──────── Data listing
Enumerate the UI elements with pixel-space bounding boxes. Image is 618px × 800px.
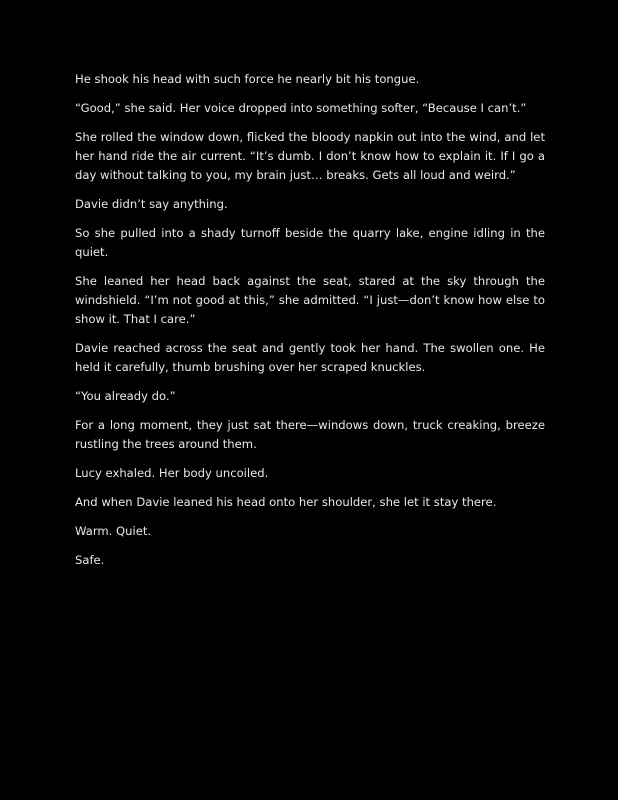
paragraph: “Good,” she said. Her voice dropped into something softer, “Because I can’t.” xyxy=(75,101,527,115)
paragraph: And when Davie leaned his head onto her shoulder, she let it stay there. xyxy=(75,495,497,509)
paragraph: She leaned her head back against the seat, stared at the sky through the windshield. “I’m not good at this,” she admitted. “I just—don’t know how else to show it. That I care.” xyxy=(75,274,545,326)
paragraph: He shook his head with such force he nearly bit his tongue. xyxy=(75,72,420,86)
paragraph: Davie didn’t say anything. xyxy=(75,197,228,211)
paragraph: Safe. xyxy=(75,553,105,567)
paragraph: So she pulled into a shady turnoff beside the quarry lake, engine idling in the quiet. xyxy=(75,226,545,259)
paragraph: Lucy exhaled. Her body uncoiled. xyxy=(75,466,269,480)
paragraph: “You already do.” xyxy=(75,389,176,403)
paragraph: Davie reached across the seat and gently took her hand. The swollen one. He held it carefully, thumb brushing over her scraped knuckles. xyxy=(75,341,545,374)
paragraph: For a long moment, they just sat there—windows down, truck creaking, breeze rustling the trees around them. xyxy=(75,418,545,451)
paragraph: Warm. Quiet. xyxy=(75,524,152,538)
story-text xyxy=(75,70,545,580)
paragraph: She rolled the window down, flicked the bloody napkin out into the wind, and let her hand ride the air current. “It’s dumb. I don’t know how to explain it. If I go a day without talking to you, my brain just… breaks. Gets all loud and weird.” xyxy=(75,130,545,182)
────────────────
* _Task goal_:
Can you rewrite the records above with each "seat" replaced by "bench", changing nothing else and leaving the pictures out?

* _Final result_:
Enumerate the UI elements with pixel-space bounding boxes. Image is 618px × 800px.
paragraph: “Good,” she said. Her voice dropped into something softer, “Because I can’t.” xyxy=(75,101,527,115)
paragraph: And when Davie leaned his head onto her shoulder, she let it stay there. xyxy=(75,495,497,509)
paragraph: She leaned her head back against the bench, stared at the sky through the windshield. “I’m not good at this,” she admitted. “I just—don’t know how else to show it. That I care.” xyxy=(75,274,545,326)
paragraph: He shook his head with such force he nearly bit his tongue. xyxy=(75,72,420,86)
paragraph: Davie didn’t say anything. xyxy=(75,197,228,211)
paragraph: Safe. xyxy=(75,553,105,567)
paragraph: So she pulled into a shady turnoff beside the quarry lake, engine idling in the quiet. xyxy=(75,226,545,259)
paragraph: Lucy exhaled. Her body uncoiled. xyxy=(75,466,269,480)
paragraph: “You already do.” xyxy=(75,389,176,403)
paragraph: Davie reached across the bench and gently took her hand. The swollen one. He held it carefully, thumb brushing over her scraped knuckles. xyxy=(75,341,545,374)
paragraph: For a long moment, they just sat there—windows down, truck creaking, breeze rustling the trees around them. xyxy=(75,418,545,451)
paragraph: Warm. Quiet. xyxy=(75,524,152,538)
story-text xyxy=(75,70,545,580)
paragraph: She rolled the window down, flicked the bloody napkin out into the wind, and let her hand ride the air current. “It’s dumb. I don’t know how to explain it. If I go a day without talking to you, my brain just… breaks. Gets all loud and weird.” xyxy=(75,130,545,182)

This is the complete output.